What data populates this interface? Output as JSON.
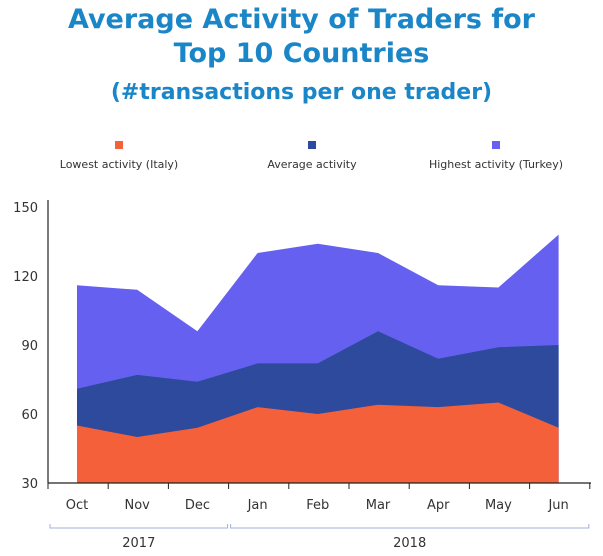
{
  "chart_data": {
    "type": "area",
    "title_line1": "Average Activity of Traders for",
    "title_line2": "Top 10 Countries",
    "subtitle": "(#transactions per one trader)",
    "categories": [
      "Oct",
      "Nov",
      "Dec",
      "Jan",
      "Feb",
      "Mar",
      "Apr",
      "May",
      "Jun"
    ],
    "groups": [
      {
        "label": "2017",
        "span": [
          0,
          2
        ]
      },
      {
        "label": "2018",
        "span": [
          3,
          8
        ]
      }
    ],
    "ylim": [
      30,
      150
    ],
    "yticks": [
      30,
      60,
      90,
      120,
      150
    ],
    "legend_position": "top",
    "grid": false,
    "series": [
      {
        "name": "Highest activity (Turkey)",
        "color": "#6660f0",
        "values": [
          116,
          114,
          96,
          130,
          134,
          130,
          116,
          115,
          138
        ]
      },
      {
        "name": "Average activity",
        "color": "#2d4a9c",
        "values": [
          71,
          77,
          74,
          82,
          82,
          96,
          84,
          89,
          90
        ]
      },
      {
        "name": "Lowest activity (Italy)",
        "color": "#f4603a",
        "values": [
          55,
          50,
          54,
          63,
          60,
          64,
          63,
          65,
          54
        ]
      }
    ],
    "legend_order": [
      2,
      1,
      0
    ]
  }
}
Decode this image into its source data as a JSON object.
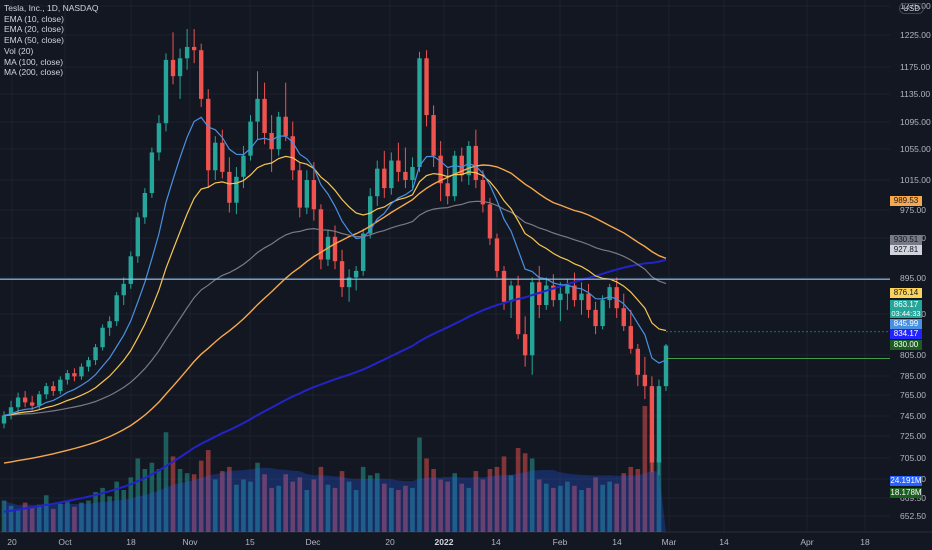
{
  "chart_data": {
    "type": "candlestick",
    "title": "Tesla, Inc., 1D, NASDAQ",
    "currency": "USD",
    "indicators": [
      "EMA (10, close)",
      "EMA (20, close)",
      "EMA (50, close)",
      "Vol (20)",
      "MA (100, close)",
      "MA (200, close)"
    ],
    "y_axis": {
      "ticks": [
        "1275.00",
        "1225.00",
        "1175.00",
        "1135.00",
        "1095.00",
        "1055.00",
        "1015.00",
        "975.00",
        "935.00",
        "895.00",
        "855.00",
        "805.00",
        "785.00",
        "765.00",
        "745.00",
        "725.00",
        "705.00",
        "685.00",
        "669.50",
        "652.50"
      ]
    },
    "x_axis": {
      "labels": [
        "20",
        "Oct",
        "18",
        "Nov",
        "15",
        "Dec",
        "20",
        "2022",
        "14",
        "Feb",
        "14",
        "Mar",
        "14",
        "Apr",
        "18"
      ]
    },
    "horizontal_line": 927.81,
    "price_labels": [
      {
        "value": "989.53",
        "color": "#f7a84d"
      },
      {
        "value": "930.51",
        "color": "#787b86"
      },
      {
        "value": "927.81",
        "color": "#d1d4dc"
      },
      {
        "value": "876.14",
        "color": "#f9d35b"
      },
      {
        "value": "863.17",
        "color": "#26a69a"
      },
      {
        "value": "845.99",
        "color": "#4a90e2"
      },
      {
        "value": "834.17",
        "color": "#2323ff"
      },
      {
        "value": "830.00",
        "color": "#1b5e20"
      },
      {
        "value": "24.191M",
        "color": "#2962ff"
      },
      {
        "value": "18.178M",
        "color": "#1b5e20"
      }
    ],
    "countdown": "03:44:33",
    "candles": [
      [
        750,
        765,
        744,
        760
      ],
      [
        760,
        778,
        755,
        770
      ],
      [
        770,
        788,
        762,
        782
      ],
      [
        782,
        790,
        770,
        776
      ],
      [
        776,
        784,
        766,
        772
      ],
      [
        772,
        790,
        768,
        786
      ],
      [
        786,
        800,
        780,
        796
      ],
      [
        796,
        802,
        784,
        790
      ],
      [
        790,
        808,
        786,
        804
      ],
      [
        804,
        816,
        798,
        812
      ],
      [
        812,
        818,
        802,
        808
      ],
      [
        808,
        824,
        804,
        820
      ],
      [
        820,
        832,
        814,
        828
      ],
      [
        828,
        848,
        822,
        844
      ],
      [
        844,
        872,
        840,
        868
      ],
      [
        868,
        882,
        858,
        876
      ],
      [
        876,
        912,
        870,
        908
      ],
      [
        908,
        930,
        896,
        922
      ],
      [
        922,
        962,
        916,
        956
      ],
      [
        956,
        1010,
        948,
        1004
      ],
      [
        1004,
        1040,
        996,
        1034
      ],
      [
        1034,
        1090,
        1028,
        1084
      ],
      [
        1084,
        1130,
        1074,
        1120
      ],
      [
        1120,
        1206,
        1110,
        1198
      ],
      [
        1198,
        1232,
        1168,
        1178
      ],
      [
        1178,
        1212,
        1150,
        1200
      ],
      [
        1200,
        1236,
        1186,
        1214
      ],
      [
        1214,
        1236,
        1194,
        1210
      ],
      [
        1210,
        1218,
        1140,
        1150
      ],
      [
        1150,
        1162,
        1040,
        1062
      ],
      [
        1062,
        1104,
        1050,
        1096
      ],
      [
        1096,
        1112,
        1052,
        1060
      ],
      [
        1060,
        1078,
        1010,
        1022
      ],
      [
        1022,
        1066,
        1008,
        1054
      ],
      [
        1054,
        1092,
        1040,
        1080
      ],
      [
        1080,
        1130,
        1074,
        1122
      ],
      [
        1122,
        1184,
        1100,
        1150
      ],
      [
        1150,
        1170,
        1094,
        1108
      ],
      [
        1108,
        1130,
        1060,
        1088
      ],
      [
        1088,
        1134,
        1080,
        1128
      ],
      [
        1128,
        1170,
        1098,
        1104
      ],
      [
        1104,
        1122,
        1050,
        1062
      ],
      [
        1062,
        1072,
        1004,
        1016
      ],
      [
        1016,
        1062,
        1008,
        1050
      ],
      [
        1050,
        1072,
        1000,
        1014
      ],
      [
        1014,
        1020,
        940,
        952
      ],
      [
        952,
        988,
        944,
        980
      ],
      [
        980,
        994,
        940,
        950
      ],
      [
        950,
        964,
        906,
        918
      ],
      [
        918,
        940,
        900,
        930
      ],
      [
        930,
        944,
        914,
        938
      ],
      [
        938,
        990,
        932,
        984
      ],
      [
        984,
        1040,
        978,
        1030
      ],
      [
        1030,
        1074,
        1018,
        1064
      ],
      [
        1064,
        1086,
        1028,
        1040
      ],
      [
        1040,
        1084,
        1032,
        1074
      ],
      [
        1074,
        1096,
        1048,
        1060
      ],
      [
        1060,
        1090,
        1040,
        1050
      ],
      [
        1050,
        1078,
        1040,
        1066
      ],
      [
        1066,
        1208,
        1060,
        1200
      ],
      [
        1200,
        1210,
        1116,
        1130
      ],
      [
        1130,
        1142,
        1066,
        1080
      ],
      [
        1080,
        1098,
        1024,
        1046
      ],
      [
        1046,
        1064,
        1020,
        1030
      ],
      [
        1030,
        1086,
        1024,
        1080
      ],
      [
        1080,
        1090,
        1048,
        1056
      ],
      [
        1056,
        1098,
        1044,
        1092
      ],
      [
        1092,
        1112,
        1040,
        1050
      ],
      [
        1050,
        1062,
        1010,
        1020
      ],
      [
        1020,
        1028,
        970,
        978
      ],
      [
        978,
        984,
        930,
        938
      ],
      [
        938,
        944,
        890,
        900
      ],
      [
        900,
        926,
        880,
        920
      ],
      [
        920,
        932,
        854,
        860
      ],
      [
        860,
        882,
        820,
        834
      ],
      [
        834,
        930,
        810,
        924
      ],
      [
        924,
        944,
        880,
        896
      ],
      [
        896,
        930,
        890,
        920
      ],
      [
        920,
        934,
        894,
        902
      ],
      [
        902,
        924,
        876,
        910
      ],
      [
        910,
        928,
        890,
        920
      ],
      [
        920,
        936,
        894,
        902
      ],
      [
        902,
        924,
        884,
        910
      ],
      [
        910,
        922,
        880,
        890
      ],
      [
        890,
        900,
        860,
        870
      ],
      [
        870,
        908,
        866,
        902
      ],
      [
        902,
        922,
        892,
        918
      ],
      [
        918,
        930,
        880,
        892
      ],
      [
        892,
        910,
        864,
        870
      ],
      [
        870,
        890,
        836,
        842
      ],
      [
        842,
        848,
        796,
        810
      ],
      [
        810,
        832,
        780,
        796
      ],
      [
        796,
        808,
        690,
        702
      ],
      [
        702,
        804,
        686,
        796
      ],
      [
        796,
        848,
        790,
        846
      ]
    ],
    "volumes": [
      30,
      25,
      22,
      28,
      24,
      26,
      35,
      22,
      27,
      30,
      24,
      28,
      30,
      38,
      42,
      34,
      48,
      40,
      52,
      70,
      60,
      66,
      60,
      95,
      72,
      60,
      56,
      55,
      68,
      78,
      50,
      58,
      62,
      45,
      50,
      48,
      66,
      55,
      42,
      44,
      55,
      48,
      52,
      40,
      50,
      62,
      45,
      42,
      58,
      48,
      40,
      62,
      54,
      56,
      46,
      42,
      40,
      44,
      42,
      90,
      70,
      60,
      50,
      48,
      56,
      46,
      42,
      58,
      50,
      60,
      62,
      72,
      54,
      80,
      75,
      70,
      50,
      46,
      42,
      44,
      48,
      44,
      40,
      42,
      52,
      45,
      48,
      46,
      56,
      62,
      60,
      120,
      92,
      70
    ]
  }
}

++++++

*Task prompt*.
Return only those lines of the records that contain the string "JSON".

*Result below*.
What data populates this interface? Output as JSON.
Decode this image into its source data as a JSON object.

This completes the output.